* **SUPPLIED RECORDS**:

- - - - - - -

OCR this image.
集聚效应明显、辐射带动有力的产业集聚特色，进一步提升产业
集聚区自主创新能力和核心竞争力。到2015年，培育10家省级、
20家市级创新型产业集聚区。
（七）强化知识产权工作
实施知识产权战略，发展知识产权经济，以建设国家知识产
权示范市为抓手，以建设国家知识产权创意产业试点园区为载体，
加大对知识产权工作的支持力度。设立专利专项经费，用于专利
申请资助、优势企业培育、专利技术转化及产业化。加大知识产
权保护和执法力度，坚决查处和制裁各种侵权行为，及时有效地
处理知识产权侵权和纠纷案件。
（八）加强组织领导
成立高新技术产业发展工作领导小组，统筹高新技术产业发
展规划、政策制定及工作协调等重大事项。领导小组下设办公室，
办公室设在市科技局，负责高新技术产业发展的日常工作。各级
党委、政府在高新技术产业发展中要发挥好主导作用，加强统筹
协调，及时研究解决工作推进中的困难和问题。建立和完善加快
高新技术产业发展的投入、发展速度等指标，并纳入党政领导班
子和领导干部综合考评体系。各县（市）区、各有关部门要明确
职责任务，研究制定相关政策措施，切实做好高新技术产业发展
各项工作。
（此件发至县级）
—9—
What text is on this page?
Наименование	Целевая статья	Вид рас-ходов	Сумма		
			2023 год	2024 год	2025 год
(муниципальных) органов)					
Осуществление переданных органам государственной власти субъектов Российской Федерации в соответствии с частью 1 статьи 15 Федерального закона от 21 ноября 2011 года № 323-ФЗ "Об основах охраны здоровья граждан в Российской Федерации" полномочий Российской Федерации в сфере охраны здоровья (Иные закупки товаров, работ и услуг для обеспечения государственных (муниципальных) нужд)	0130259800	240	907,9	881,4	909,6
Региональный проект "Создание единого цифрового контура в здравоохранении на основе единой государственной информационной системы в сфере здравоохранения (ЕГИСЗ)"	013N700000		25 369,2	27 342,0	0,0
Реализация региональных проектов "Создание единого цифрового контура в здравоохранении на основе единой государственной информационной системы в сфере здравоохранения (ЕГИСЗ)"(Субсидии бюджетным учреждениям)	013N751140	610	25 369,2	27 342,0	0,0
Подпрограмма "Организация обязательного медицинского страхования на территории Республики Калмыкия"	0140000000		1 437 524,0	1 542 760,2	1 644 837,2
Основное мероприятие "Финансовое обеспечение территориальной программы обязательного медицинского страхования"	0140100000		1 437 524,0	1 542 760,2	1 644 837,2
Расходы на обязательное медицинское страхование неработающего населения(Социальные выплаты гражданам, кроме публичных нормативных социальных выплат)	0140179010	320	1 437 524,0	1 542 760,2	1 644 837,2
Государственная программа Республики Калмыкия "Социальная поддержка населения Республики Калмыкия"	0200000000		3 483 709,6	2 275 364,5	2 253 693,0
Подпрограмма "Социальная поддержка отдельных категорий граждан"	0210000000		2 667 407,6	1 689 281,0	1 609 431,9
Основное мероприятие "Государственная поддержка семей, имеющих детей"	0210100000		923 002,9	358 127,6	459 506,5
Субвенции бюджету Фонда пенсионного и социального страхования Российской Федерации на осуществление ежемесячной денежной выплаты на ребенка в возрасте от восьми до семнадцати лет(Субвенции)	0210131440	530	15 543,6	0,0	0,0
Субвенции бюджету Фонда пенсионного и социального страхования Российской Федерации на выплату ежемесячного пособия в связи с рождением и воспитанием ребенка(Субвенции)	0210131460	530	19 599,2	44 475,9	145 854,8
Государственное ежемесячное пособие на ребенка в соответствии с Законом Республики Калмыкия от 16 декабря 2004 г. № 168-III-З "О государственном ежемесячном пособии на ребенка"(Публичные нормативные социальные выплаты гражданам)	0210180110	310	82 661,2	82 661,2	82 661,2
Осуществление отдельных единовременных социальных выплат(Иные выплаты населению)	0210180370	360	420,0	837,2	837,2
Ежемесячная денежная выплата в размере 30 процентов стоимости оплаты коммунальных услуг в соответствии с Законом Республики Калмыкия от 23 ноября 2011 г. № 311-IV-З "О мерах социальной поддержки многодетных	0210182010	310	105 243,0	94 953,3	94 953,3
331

- - - - - - -

* **YOUR TASK**: Reproduce every record above exactly as it appears.

* **RESPONSE TO THIS EXERCISE**:
OCR this image.
集聚效应明显、辐射带动有力的产业集聚特色，进一步提升产业
集聚区自主创新能力和核心竞争力。到2015年，培育10家省级、
20家市级创新型产业集聚区。
（七）强化知识产权工作
实施知识产权战略，发展知识产权经济，以建设国家知识产
权示范市为抓手，以建设国家知识产权创意产业试点园区为载体，
加大对知识产权工作的支持力度。设立专利专项经费，用于专利
申请资助、优势企业培育、专利技术转化及产业化。加大知识产
权保护和执法力度，坚决查处和制裁各种侵权行为，及时有效地
处理知识产权侵权和纠纷案件。
（八）加强组织领导
成立高新技术产业发展工作领导小组，统筹高新技术产业发
展规划、政策制定及工作协调等重大事项。领导小组下设办公室，
办公室设在市科技局，负责高新技术产业发展的日常工作。各级
党委、政府在高新技术产业发展中要发挥好主导作用，加强统筹
协调，及时研究解决工作推进中的困难和问题。建立和完善加快
高新技术产业发展的投入、发展速度等指标，并纳入党政领导班
子和领导干部综合考评体系。各县（市）区、各有关部门要明确
职责任务，研究制定相关政策措施，切实做好高新技术产业发展
各项工作。
（此件发至县级）
—9—
What text is on this page?
Наименование	Целевая статья	Вид рас-ходов	Сумма		
			2023 год	2024 год	2025 год
(муниципальных) органов)					
Осуществление переданных органам государственной власти субъектов Российской Федерации в соответствии с частью 1 статьи 15 Федерального закона от 21 ноября 2011 года № 323-ФЗ "Об основах охраны здоровья граждан в Российской Федерации" полномочий Российской Федерации в сфере охраны здоровья (Иные закупки товаров, работ и услуг для обеспечения государственных (муниципальных) нужд)	0130259800	240	907,9	881,4	909,6
Региональный проект "Создание единого цифрового контура в здравоохранении на основе единой государственной информационной системы в сфере здравоохранения (ЕГИСЗ)"	013N700000		25 369,2	27 342,0	0,0
Реализация региональных проектов "Создание единого цифрового контура в здравоохранении на основе единой государственной информационной системы в сфере здравоохранения (ЕГИСЗ)"(Субсидии бюджетным учреждениям)	013N751140	610	25 369,2	27 342,0	0,0
Подпрограмма "Организация обязательного медицинского страхования на территории Республики Калмыкия"	0140000000		1 437 524,0	1 542 760,2	1 644 837,2
Основное мероприятие "Финансовое обеспечение территориальной программы обязательного медицинского страхования"	0140100000		1 437 524,0	1 542 760,2	1 644 837,2
Расходы на обязательное медицинское страхование неработающего населения(Социальные выплаты гражданам, кроме публичных нормативных социальных выплат)	0140179010	320	1 437 524,0	1 542 760,2	1 644 837,2
Государственная программа Республики Калмыкия "Социальная поддержка населения Республики Калмыкия"	0200000000		3 483 709,6	2 275 364,5	2 253 693,0
Подпрограмма "Социальная поддержка отдельных категорий граждан"	0210000000		2 667 407,6	1 689 281,0	1 609 431,9
Основное мероприятие "Государственная поддержка семей, имеющих детей"	0210100000		923 002,9	358 127,6	459 506,5
Субвенции бюджету Фонда пенсионного и социального страхования Российской Федерации на осуществление ежемесячной денежной выплаты на ребенка в возрасте от восьми до семнадцати лет(Субвенции)	0210131440	530	15 543,6	0,0	0,0
Субвенции бюджету Фонда пенсионного и социального страхования Российской Федерации на выплату ежемесячного пособия в связи с рождением и воспитанием ребенка(Субвенции)	0210131460	530	19 599,2	44 475,9	145 854,8
Государственное ежемесячное пособие на ребенка в соответствии с Законом Республики Калмыкия от 16 декабря 2004 г. № 168-III-З "О государственном ежемесячном пособии на ребенка"(Публичные нормативные социальные выплаты гражданам)	0210180110	310	82 661,2	82 661,2	82 661,2
Осуществление отдельных единовременных социальных выплат(Иные выплаты населению)	0210180370	360	420,0	837,2	837,2
Ежемесячная денежная выплата в размере 30 процентов стоимости оплаты коммунальных услуг в соответствии с Законом Республики Калмыкия от 23 ноября 2011 г. № 311-IV-З "О мерах социальной поддержки многодетных	0210182010	310	105 243,0	94 953,3	94 953,3
331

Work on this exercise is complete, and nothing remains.